### DIRECTIVE
Repeat exactly the lines below, from the line containing "Output the text content of this document." through the last line, both included. Leave out any pictures.

+===+

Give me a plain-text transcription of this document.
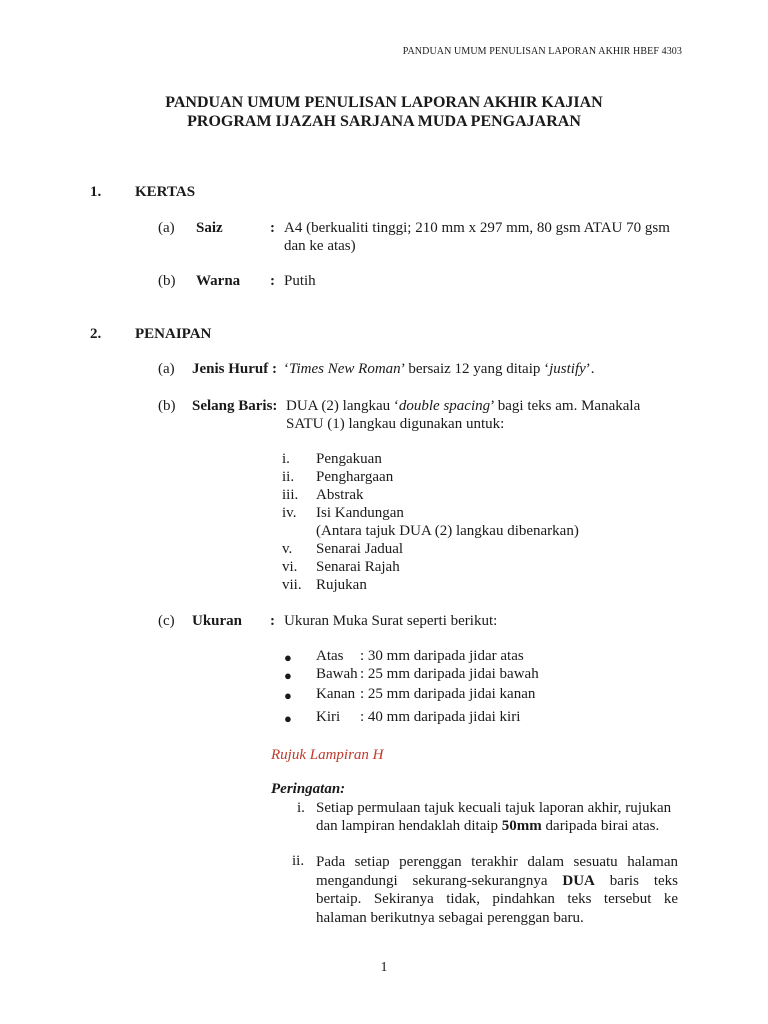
PANDUAN UMUM PENULISAN LAPORAN AKHIR HBEF 4303
PANDUAN UMUM PENULISAN LAPORAN AKHIR KAJIAN
PROGRAM IJAZAH SARJANA MUDA PENGAJARAN
1. KERTAS
(a) Saiz	: A4 (berkualiti tinggi; 210 mm x 297 mm, 80 gsm ATAU 70 gsm
dan ke atas)
(b) Warna : Putih
2. PENAIPAN
(a) Jenis Huruf : ‘Times New Roman’ bersaiz 12 yang ditaip ‘justify’.
(b) Selang Baris: DUA (2) langkau ‘double spacing’ bagi teks am. Manakala
SATU (1) langkau digunakan untuk:
i. Pengakuan
ii. Penghargaan
iii. Abstrak
iv. Isi Kandungan
(Antara tajuk DUA (2) langkau dibenarkan)
v. Senarai Jadual
vi. Senarai Rajah
vii. Rujukan
(c) Ukuran : Ukuran Muka Surat seperti berikut:
● Atas : 30 mm daripada jidar atas
● Bawah : 25 mm daripada jidai bawah
● Kanan : 25 mm daripada jidai kanan
● Kiri : 40 mm daripada jidai kiri
Rujuk Lampiran H
Peringatan:
i. Setiap permulaan tajuk kecuali tajuk laporan akhir, rujukan
dan lampiran hendaklah ditaip 50mm daripada birai atas.
ii. Pada setiap perenggan terakhir dalam sesuatu halaman
mengandungi sekurang-sekurangnya DUA baris teks
bertaip. Sekiranya tidak, pindahkan teks tersebut ke
halaman berikutnya sebagai perenggan baru.
1
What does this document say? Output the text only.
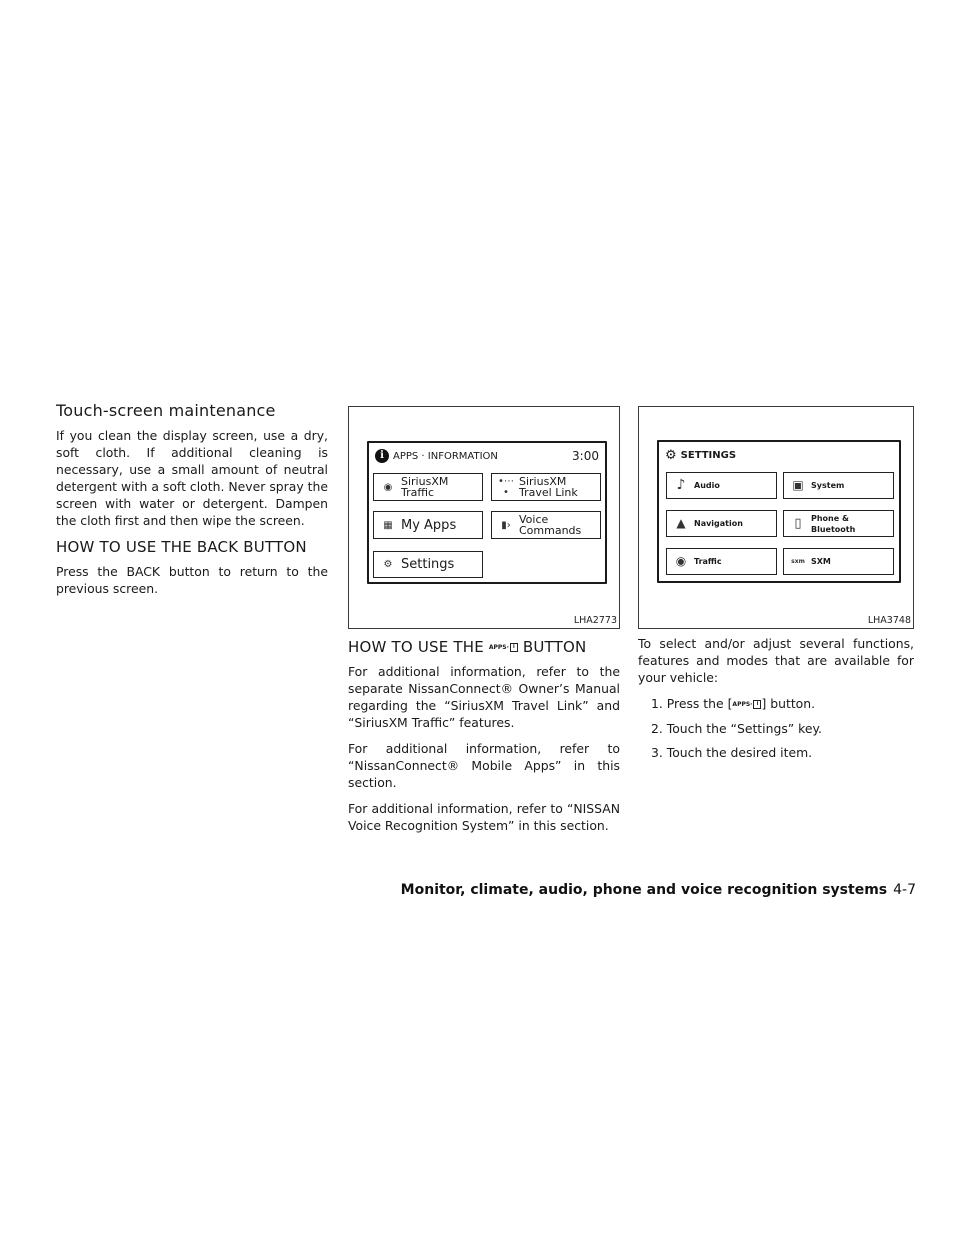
Touch-screen maintenance

If you clean the display screen, use a dry, soft cloth. If additional cleaning is necessary, use a small amount of neutral detergent with a soft cloth. Never spray the screen with water or detergent. Dampen the cloth first and then wipe the screen.

HOW TO USE THE BACK BUTTON

Press the BACK button to return to the previous screen.

i APPS · INFORMATION	3:00
◉ SiriusXM
Traffic
•⋯•
SiriusXM
Travel Link
▦ My Apps	▮› Voice
Commands
⚙ Settings
LHA2773
HOW TO USE THE APPS· i BUTTON

For additional information, refer to the separate NissanConnect® Owner’s Manual regarding the “SiriusXM Travel Link” and “SiriusXM Traffic” features.

For additional information, refer to “NissanConnect® Mobile Apps” in this section.

For additional information, refer to “NISSAN Voice Recognition System” in this section.

⚙ SETTINGS
♪	Audio	▣ System
▲	Navigation	▯	Phone &
Bluetooth
◉ Traffic	sxm SXM
LHA3748

To select and/or adjust several functions, features and modes that are available for your vehicle:

1. Press the [APPS· i ] button.
2. Touch the “Settings” key.
3. Touch the desired item.
Monitor, climate, audio, phone and voice recognition systems 4-7
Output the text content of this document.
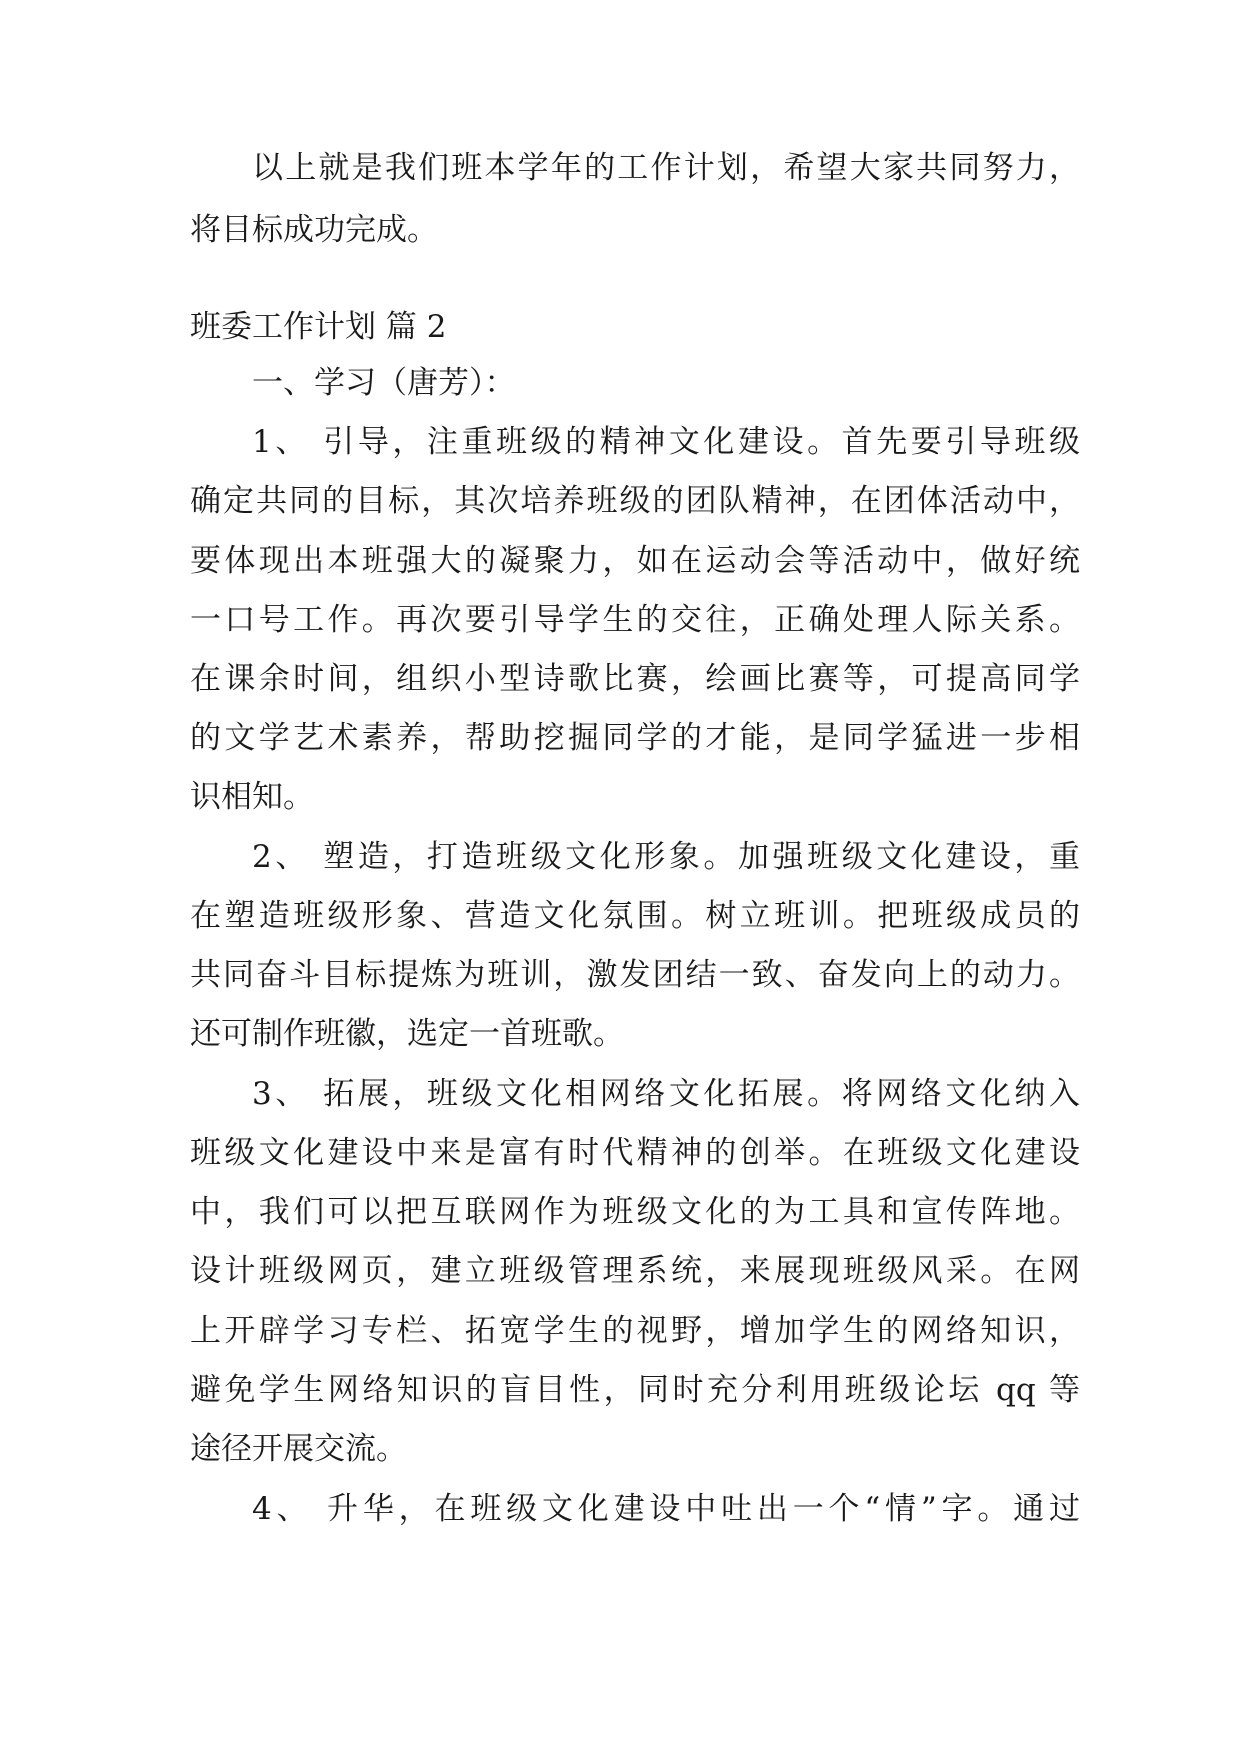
以上就是我们班本学年的工作计划，希望大家共同努力，
将目标成功完成。
班委工作计划 篇 2
一、学习（唐芳）：
1、 引导，注重班级的精神文化建设。首先要引导班级
确定共同的目标，其次培养班级的团队精神，在团体活动中，
要体现出本班强大的凝聚力，如在运动会等活动中，做好统
一口号工作。再次要引导学生的交往，正确处理人际关系。
在课余时间，组织小型诗歌比赛，绘画比赛等，可提高同学
的文学艺术素养，帮助挖掘同学的才能，是同学猛进一步相
识相知。
2、 塑造，打造班级文化形象。加强班级文化建设，重
在塑造班级形象、营造文化氛围。树立班训。把班级成员的
共同奋斗目标提炼为班训，激发团结一致、奋发向上的动力。
还可制作班徽，选定一首班歌。
3、 拓展，班级文化相网络文化拓展。将网络文化纳入
班级文化建设中来是富有时代精神的创举。在班级文化建设
中，我们可以把互联网作为班级文化的为工具和宣传阵地。
设计班级网页，建立班级管理系统，来展现班级风采。在网
上开辟学习专栏、拓宽学生的视野，增加学生的网络知识，
避免学生网络知识的盲目性，同时充分利用班级论坛 qq 等
途径开展交流。
4、 升华，在班级文化建设中吐出一个“情”字。通过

+===+

### TASK RESPONSE
Output the text content of this document.
以上就是我们班本学年的工作计划，希望大家共同努力，
将目标成功完成。
班委工作计划 篇 2
一、学习（唐芳）：
1、 引导，注重班级的精神文化建设。首先要引导班级
确定共同的目标，其次培养班级的团队精神，在团体活动中，
要体现出本班强大的凝聚力，如在运动会等活动中，做好统
一口号工作。再次要引导学生的交往，正确处理人际关系。
在课余时间，组织小型诗歌比赛，绘画比赛等，可提高同学
的文学艺术素养，帮助挖掘同学的才能，是同学猛进一步相
识相知。
2、 塑造，打造班级文化形象。加强班级文化建设，重
在塑造班级形象、营造文化氛围。树立班训。把班级成员的
共同奋斗目标提炼为班训，激发团结一致、奋发向上的动力。
还可制作班徽，选定一首班歌。
3、 拓展，班级文化相网络文化拓展。将网络文化纳入
班级文化建设中来是富有时代精神的创举。在班级文化建设
中，我们可以把互联网作为班级文化的为工具和宣传阵地。
设计班级网页，建立班级管理系统，来展现班级风采。在网
上开辟学习专栏、拓宽学生的视野，增加学生的网络知识，
避免学生网络知识的盲目性，同时充分利用班级论坛 qq 等
途径开展交流。
4、 升华，在班级文化建设中吐出一个“情”字。通过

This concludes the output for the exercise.